» **TO DO**
Copy every line that mentions the word "What".

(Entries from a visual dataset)
# # # # #

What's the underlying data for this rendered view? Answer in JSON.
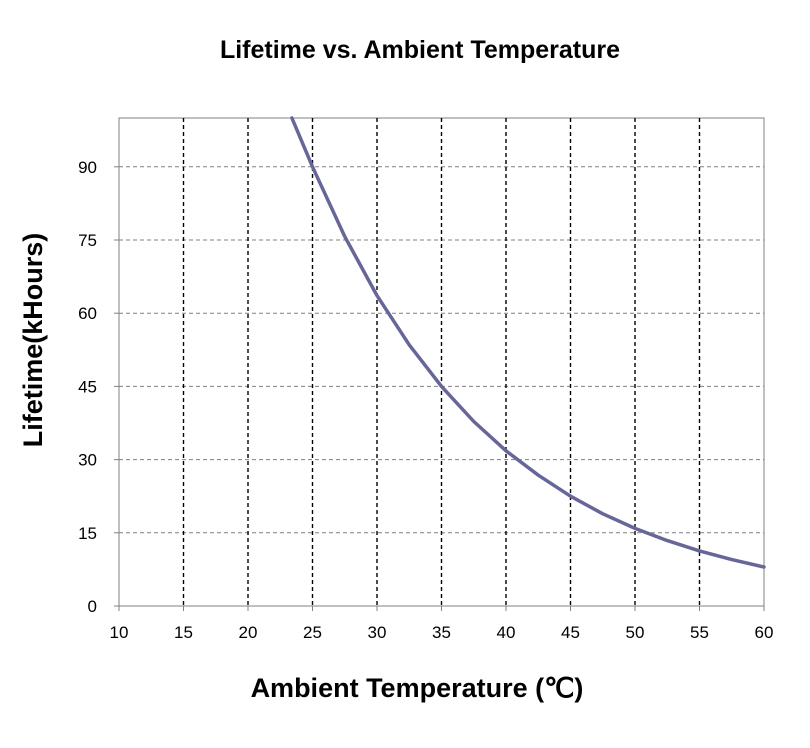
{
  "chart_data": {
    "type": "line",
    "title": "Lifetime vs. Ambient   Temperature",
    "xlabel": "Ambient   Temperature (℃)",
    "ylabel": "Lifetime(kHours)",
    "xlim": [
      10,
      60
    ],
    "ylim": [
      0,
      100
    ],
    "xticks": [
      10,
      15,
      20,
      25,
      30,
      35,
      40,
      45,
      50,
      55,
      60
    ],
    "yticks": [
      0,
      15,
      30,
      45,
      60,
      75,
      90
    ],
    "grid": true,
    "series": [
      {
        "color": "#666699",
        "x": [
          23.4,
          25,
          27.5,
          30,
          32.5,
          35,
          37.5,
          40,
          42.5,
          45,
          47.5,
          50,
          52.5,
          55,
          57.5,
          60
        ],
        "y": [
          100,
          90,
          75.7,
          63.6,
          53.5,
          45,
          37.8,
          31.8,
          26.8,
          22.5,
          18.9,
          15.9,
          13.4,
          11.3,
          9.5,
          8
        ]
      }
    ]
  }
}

# # # # #

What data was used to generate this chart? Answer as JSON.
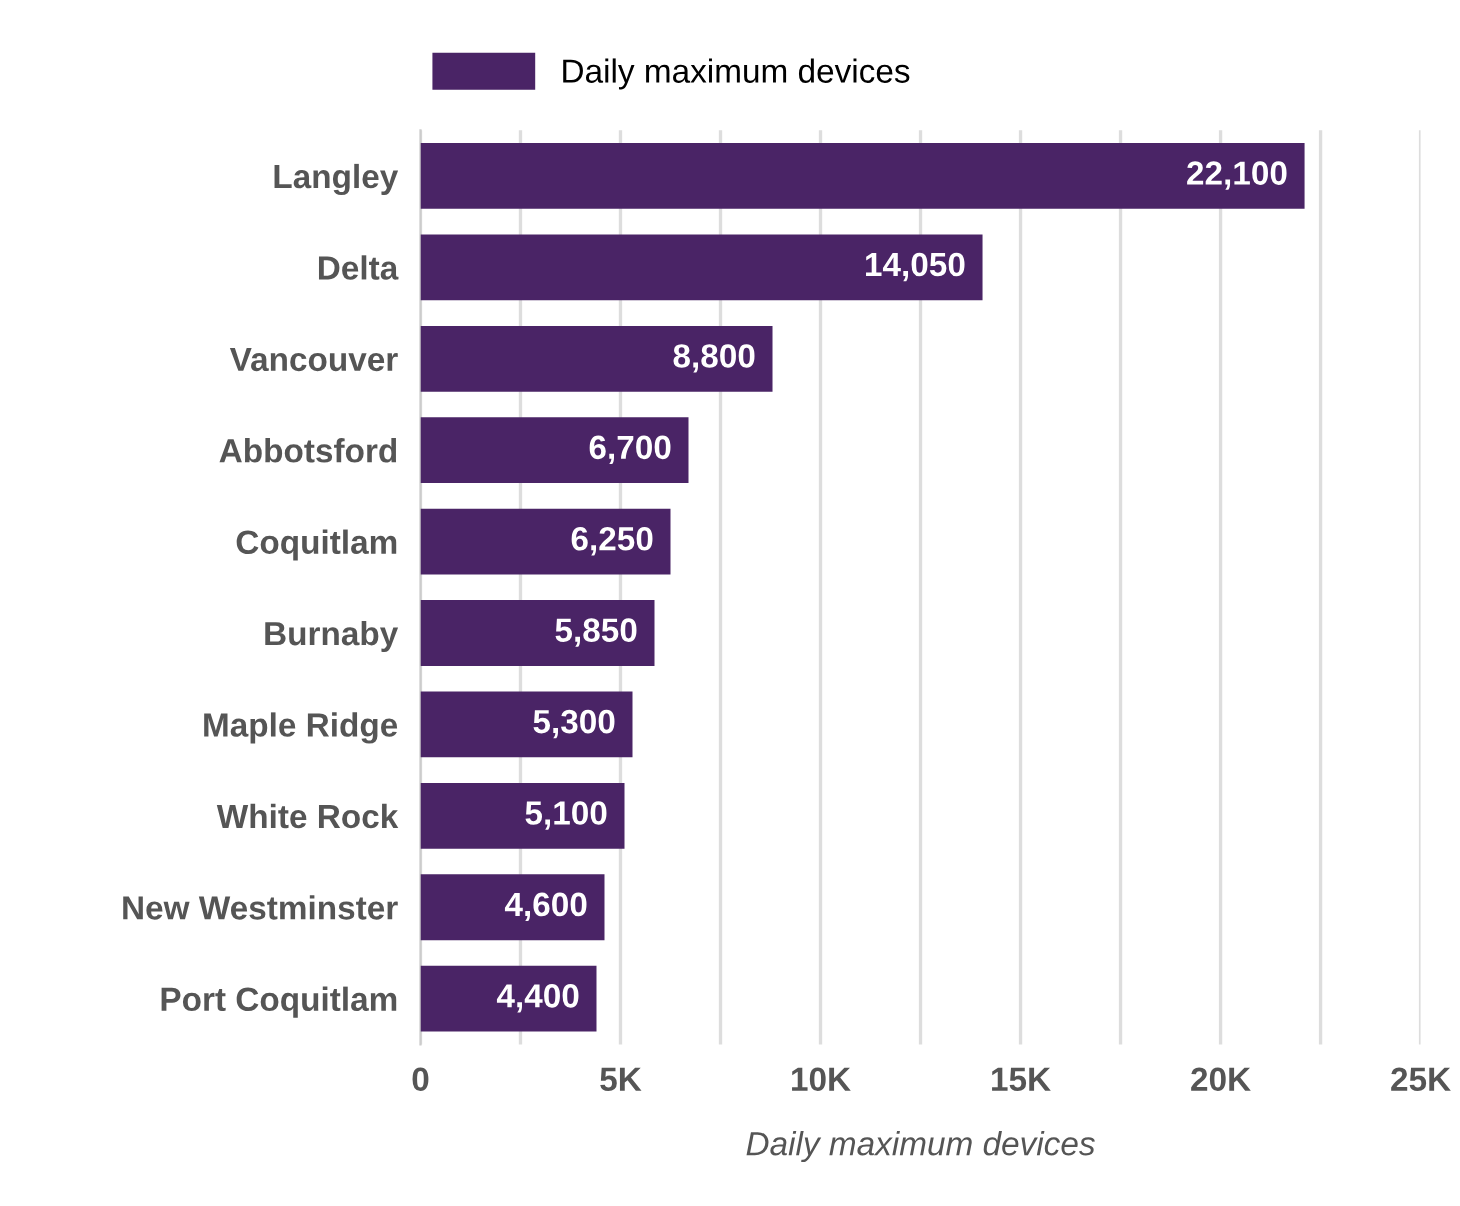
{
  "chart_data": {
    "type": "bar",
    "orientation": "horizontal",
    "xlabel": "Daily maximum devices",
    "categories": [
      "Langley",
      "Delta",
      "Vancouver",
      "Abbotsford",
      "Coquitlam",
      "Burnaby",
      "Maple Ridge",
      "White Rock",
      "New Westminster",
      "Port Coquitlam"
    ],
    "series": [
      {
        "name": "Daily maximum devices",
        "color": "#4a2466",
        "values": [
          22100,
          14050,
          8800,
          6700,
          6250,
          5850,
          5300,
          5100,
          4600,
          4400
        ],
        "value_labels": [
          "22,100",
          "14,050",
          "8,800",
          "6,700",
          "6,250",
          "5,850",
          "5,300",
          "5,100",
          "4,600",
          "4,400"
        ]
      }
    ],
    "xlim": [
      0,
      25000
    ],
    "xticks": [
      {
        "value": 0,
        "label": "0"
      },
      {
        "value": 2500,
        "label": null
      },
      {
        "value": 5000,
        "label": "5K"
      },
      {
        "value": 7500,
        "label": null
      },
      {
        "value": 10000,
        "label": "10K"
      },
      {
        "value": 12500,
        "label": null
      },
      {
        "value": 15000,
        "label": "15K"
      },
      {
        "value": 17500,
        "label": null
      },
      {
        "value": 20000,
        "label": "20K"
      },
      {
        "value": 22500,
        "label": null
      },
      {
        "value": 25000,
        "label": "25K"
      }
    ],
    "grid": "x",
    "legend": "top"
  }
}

# # # # #

» **FULL RESPONSE**
What's the underlying data for this rendered view? Answer in JSON.
What data was used to generate this chart? Answer as JSON.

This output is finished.